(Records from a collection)
- - -

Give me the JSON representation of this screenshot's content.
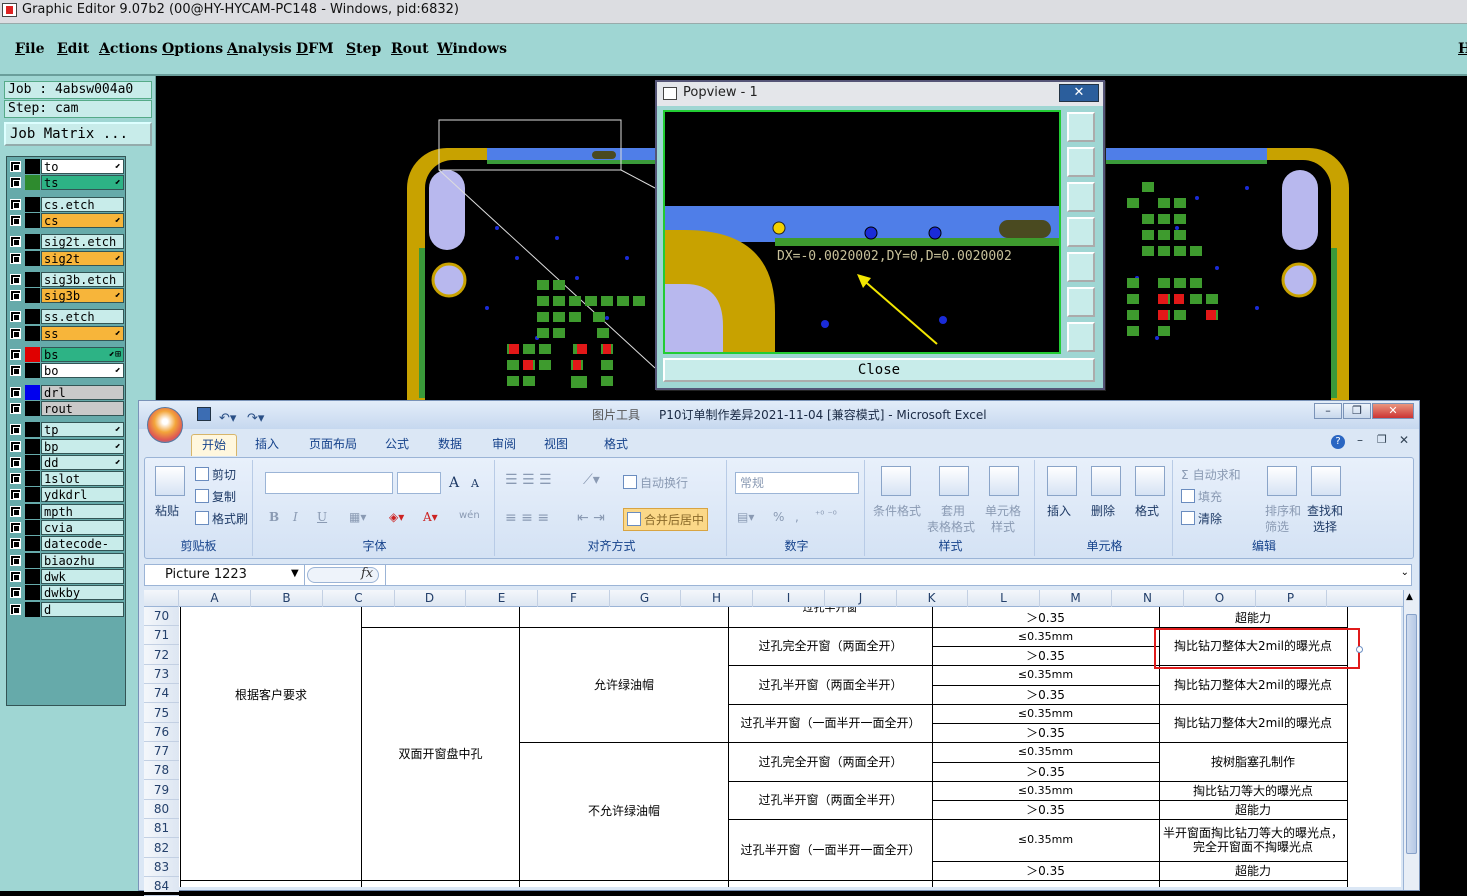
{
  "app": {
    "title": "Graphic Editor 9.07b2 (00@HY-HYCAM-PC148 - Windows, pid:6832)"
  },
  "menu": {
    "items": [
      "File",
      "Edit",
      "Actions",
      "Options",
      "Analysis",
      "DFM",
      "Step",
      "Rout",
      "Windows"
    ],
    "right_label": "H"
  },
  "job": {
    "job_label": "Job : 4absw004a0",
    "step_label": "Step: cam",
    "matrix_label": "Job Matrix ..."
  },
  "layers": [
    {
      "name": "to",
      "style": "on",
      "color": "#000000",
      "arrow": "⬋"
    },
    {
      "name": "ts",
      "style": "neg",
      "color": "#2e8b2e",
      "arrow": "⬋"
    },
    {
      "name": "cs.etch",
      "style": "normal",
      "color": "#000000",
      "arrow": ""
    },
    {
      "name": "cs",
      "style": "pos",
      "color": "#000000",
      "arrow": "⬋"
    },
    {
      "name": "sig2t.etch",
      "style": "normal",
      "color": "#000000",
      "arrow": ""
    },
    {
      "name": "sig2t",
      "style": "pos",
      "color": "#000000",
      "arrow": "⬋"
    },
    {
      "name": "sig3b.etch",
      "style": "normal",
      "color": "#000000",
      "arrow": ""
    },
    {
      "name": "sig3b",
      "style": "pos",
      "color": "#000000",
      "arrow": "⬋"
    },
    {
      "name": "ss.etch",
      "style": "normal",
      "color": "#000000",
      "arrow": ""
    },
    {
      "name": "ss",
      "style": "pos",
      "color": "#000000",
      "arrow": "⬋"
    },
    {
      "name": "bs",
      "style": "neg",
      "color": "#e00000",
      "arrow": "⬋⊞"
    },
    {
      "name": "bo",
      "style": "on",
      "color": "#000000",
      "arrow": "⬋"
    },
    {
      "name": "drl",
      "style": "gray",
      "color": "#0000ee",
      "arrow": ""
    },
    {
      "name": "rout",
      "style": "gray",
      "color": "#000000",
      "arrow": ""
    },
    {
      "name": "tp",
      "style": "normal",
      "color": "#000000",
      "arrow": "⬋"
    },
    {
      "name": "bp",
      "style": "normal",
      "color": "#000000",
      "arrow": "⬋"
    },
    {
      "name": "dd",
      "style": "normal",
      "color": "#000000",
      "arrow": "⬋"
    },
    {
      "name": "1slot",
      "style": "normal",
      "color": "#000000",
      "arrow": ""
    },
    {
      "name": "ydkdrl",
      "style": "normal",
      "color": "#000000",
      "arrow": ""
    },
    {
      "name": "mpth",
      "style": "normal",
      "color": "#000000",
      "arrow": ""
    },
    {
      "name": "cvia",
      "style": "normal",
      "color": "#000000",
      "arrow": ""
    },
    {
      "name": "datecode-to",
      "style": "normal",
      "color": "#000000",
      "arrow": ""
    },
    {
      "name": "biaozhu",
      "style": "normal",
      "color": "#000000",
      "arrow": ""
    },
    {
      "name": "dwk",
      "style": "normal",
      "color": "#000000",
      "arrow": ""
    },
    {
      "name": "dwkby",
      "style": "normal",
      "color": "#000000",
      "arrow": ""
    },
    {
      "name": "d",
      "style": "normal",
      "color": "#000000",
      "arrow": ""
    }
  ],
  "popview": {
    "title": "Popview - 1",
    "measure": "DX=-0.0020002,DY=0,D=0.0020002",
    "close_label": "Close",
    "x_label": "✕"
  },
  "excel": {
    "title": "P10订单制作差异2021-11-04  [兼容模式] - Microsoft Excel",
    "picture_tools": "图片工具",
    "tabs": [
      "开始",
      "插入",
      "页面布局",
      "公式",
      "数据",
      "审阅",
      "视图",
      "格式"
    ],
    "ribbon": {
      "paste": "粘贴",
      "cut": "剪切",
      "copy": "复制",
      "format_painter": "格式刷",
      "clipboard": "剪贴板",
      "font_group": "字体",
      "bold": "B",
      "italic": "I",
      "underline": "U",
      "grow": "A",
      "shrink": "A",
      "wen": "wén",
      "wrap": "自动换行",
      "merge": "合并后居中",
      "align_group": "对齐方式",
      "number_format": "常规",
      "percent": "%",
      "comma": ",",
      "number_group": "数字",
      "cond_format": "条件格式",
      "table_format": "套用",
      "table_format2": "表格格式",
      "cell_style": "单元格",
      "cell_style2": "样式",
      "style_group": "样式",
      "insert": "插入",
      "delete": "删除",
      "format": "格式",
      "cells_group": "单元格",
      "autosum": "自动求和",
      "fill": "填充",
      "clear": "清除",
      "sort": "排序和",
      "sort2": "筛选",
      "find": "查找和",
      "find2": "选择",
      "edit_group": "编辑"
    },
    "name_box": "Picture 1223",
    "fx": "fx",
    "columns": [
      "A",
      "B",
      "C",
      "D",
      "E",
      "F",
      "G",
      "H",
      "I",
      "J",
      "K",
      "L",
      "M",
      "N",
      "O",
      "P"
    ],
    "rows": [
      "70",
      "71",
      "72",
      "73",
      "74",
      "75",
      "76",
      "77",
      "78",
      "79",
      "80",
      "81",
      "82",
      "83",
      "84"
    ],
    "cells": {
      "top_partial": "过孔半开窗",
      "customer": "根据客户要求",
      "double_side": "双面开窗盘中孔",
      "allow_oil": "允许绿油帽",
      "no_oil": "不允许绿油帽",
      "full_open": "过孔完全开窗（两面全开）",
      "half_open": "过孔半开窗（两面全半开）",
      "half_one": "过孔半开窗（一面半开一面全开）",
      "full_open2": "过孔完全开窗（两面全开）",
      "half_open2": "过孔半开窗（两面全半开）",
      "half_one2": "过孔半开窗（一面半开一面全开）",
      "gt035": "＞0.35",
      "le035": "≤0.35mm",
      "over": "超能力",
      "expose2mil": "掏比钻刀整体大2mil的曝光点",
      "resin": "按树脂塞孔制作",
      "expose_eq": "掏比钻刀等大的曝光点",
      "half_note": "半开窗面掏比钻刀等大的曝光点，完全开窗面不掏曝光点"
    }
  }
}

- - -

### EXERCISE BRIEF
Pictures are to be left out; repeat all the remaining data exactly.

### COMPLETED TASK
Give me the JSON representation of this screenshot's content.
{
  "app": {
    "title": "Graphic Editor 9.07b2 (00@HY-HYCAM-PC148 - Windows, pid:6832)"
  },
  "menu": {
    "items": [
      "File",
      "Edit",
      "Actions",
      "Options",
      "Analysis",
      "DFM",
      "Step",
      "Rout",
      "Windows"
    ],
    "right_label": "H"
  },
  "job": {
    "job_label": "Job : 4absw004a0",
    "step_label": "Step: cam",
    "matrix_label": "Job Matrix ..."
  },
  "layers": [
    {
      "name": "to",
      "style": "on",
      "color": "#000000",
      "arrow": "⬋"
    },
    {
      "name": "ts",
      "style": "neg",
      "color": "#2e8b2e",
      "arrow": "⬋"
    },
    {
      "name": "cs.etch",
      "style": "normal",
      "color": "#000000",
      "arrow": ""
    },
    {
      "name": "cs",
      "style": "pos",
      "color": "#000000",
      "arrow": "⬋"
    },
    {
      "name": "sig2t.etch",
      "style": "normal",
      "color": "#000000",
      "arrow": ""
    },
    {
      "name": "sig2t",
      "style": "pos",
      "color": "#000000",
      "arrow": "⬋"
    },
    {
      "name": "sig3b.etch",
      "style": "normal",
      "color": "#000000",
      "arrow": ""
    },
    {
      "name": "sig3b",
      "style": "pos",
      "color": "#000000",
      "arrow": "⬋"
    },
    {
      "name": "ss.etch",
      "style": "normal",
      "color": "#000000",
      "arrow": ""
    },
    {
      "name": "ss",
      "style": "pos",
      "color": "#000000",
      "arrow": "⬋"
    },
    {
      "name": "bs",
      "style": "neg",
      "color": "#e00000",
      "arrow": "⬋⊞"
    },
    {
      "name": "bo",
      "style": "on",
      "color": "#000000",
      "arrow": "⬋"
    },
    {
      "name": "drl",
      "style": "gray",
      "color": "#0000ee",
      "arrow": ""
    },
    {
      "name": "rout",
      "style": "gray",
      "color": "#000000",
      "arrow": ""
    },
    {
      "name": "tp",
      "style": "normal",
      "color": "#000000",
      "arrow": "⬋"
    },
    {
      "name": "bp",
      "style": "normal",
      "color": "#000000",
      "arrow": "⬋"
    },
    {
      "name": "dd",
      "style": "normal",
      "color": "#000000",
      "arrow": "⬋"
    },
    {
      "name": "1slot",
      "style": "normal",
      "color": "#000000",
      "arrow": ""
    },
    {
      "name": "ydkdrl",
      "style": "normal",
      "color": "#000000",
      "arrow": ""
    },
    {
      "name": "mpth",
      "style": "normal",
      "color": "#000000",
      "arrow": ""
    },
    {
      "name": "cvia",
      "style": "normal",
      "color": "#000000",
      "arrow": ""
    },
    {
      "name": "datecode-to",
      "style": "normal",
      "color": "#000000",
      "arrow": ""
    },
    {
      "name": "biaozhu",
      "style": "normal",
      "color": "#000000",
      "arrow": ""
    },
    {
      "name": "dwk",
      "style": "normal",
      "color": "#000000",
      "arrow": ""
    },
    {
      "name": "dwkby",
      "style": "normal",
      "color": "#000000",
      "arrow": ""
    },
    {
      "name": "d",
      "style": "normal",
      "color": "#000000",
      "arrow": ""
    }
  ],
  "popview": {
    "title": "Popview - 1",
    "measure": "DX=-0.0020002,DY=0,D=0.0020002",
    "close_label": "Close",
    "x_label": "✕"
  },
  "excel": {
    "title": "P10订单制作差异2021-11-04  [兼容模式] - Microsoft Excel",
    "picture_tools": "图片工具",
    "tabs": [
      "开始",
      "插入",
      "页面布局",
      "公式",
      "数据",
      "审阅",
      "视图",
      "格式"
    ],
    "ribbon": {
      "paste": "粘贴",
      "cut": "剪切",
      "copy": "复制",
      "format_painter": "格式刷",
      "clipboard": "剪贴板",
      "font_group": "字体",
      "bold": "B",
      "italic": "I",
      "underline": "U",
      "grow": "A",
      "shrink": "A",
      "wen": "wén",
      "wrap": "自动换行",
      "merge": "合并后居中",
      "align_group": "对齐方式",
      "number_format": "常规",
      "percent": "%",
      "comma": ",",
      "number_group": "数字",
      "cond_format": "条件格式",
      "table_format": "套用",
      "table_format2": "表格格式",
      "cell_style": "单元格",
      "cell_style2": "样式",
      "style_group": "样式",
      "insert": "插入",
      "delete": "删除",
      "format": "格式",
      "cells_group": "单元格",
      "autosum": "自动求和",
      "fill": "填充",
      "clear": "清除",
      "sort": "排序和",
      "sort2": "筛选",
      "find": "查找和",
      "find2": "选择",
      "edit_group": "编辑"
    },
    "name_box": "Picture 1223",
    "fx": "fx",
    "columns": [
      "A",
      "B",
      "C",
      "D",
      "E",
      "F",
      "G",
      "H",
      "I",
      "J",
      "K",
      "L",
      "M",
      "N",
      "O",
      "P"
    ],
    "rows": [
      "70",
      "71",
      "72",
      "73",
      "74",
      "75",
      "76",
      "77",
      "78",
      "79",
      "80",
      "81",
      "82",
      "83",
      "84"
    ],
    "cells": {
      "top_partial": "过孔半开窗",
      "customer": "根据客户要求",
      "double_side": "双面开窗盘中孔",
      "allow_oil": "允许绿油帽",
      "no_oil": "不允许绿油帽",
      "full_open": "过孔完全开窗（两面全开）",
      "half_open": "过孔半开窗（两面全半开）",
      "half_one": "过孔半开窗（一面半开一面全开）",
      "full_open2": "过孔完全开窗（两面全开）",
      "half_open2": "过孔半开窗（两面全半开）",
      "half_one2": "过孔半开窗（一面半开一面全开）",
      "gt035": "＞0.35",
      "le035": "≤0.35mm",
      "over": "超能力",
      "expose2mil": "掏比钻刀整体大2mil的曝光点",
      "resin": "按树脂塞孔制作",
      "expose_eq": "掏比钻刀等大的曝光点",
      "half_note": "半开窗面掏比钻刀等大的曝光点，完全开窗面不掏曝光点"
    }
  }
}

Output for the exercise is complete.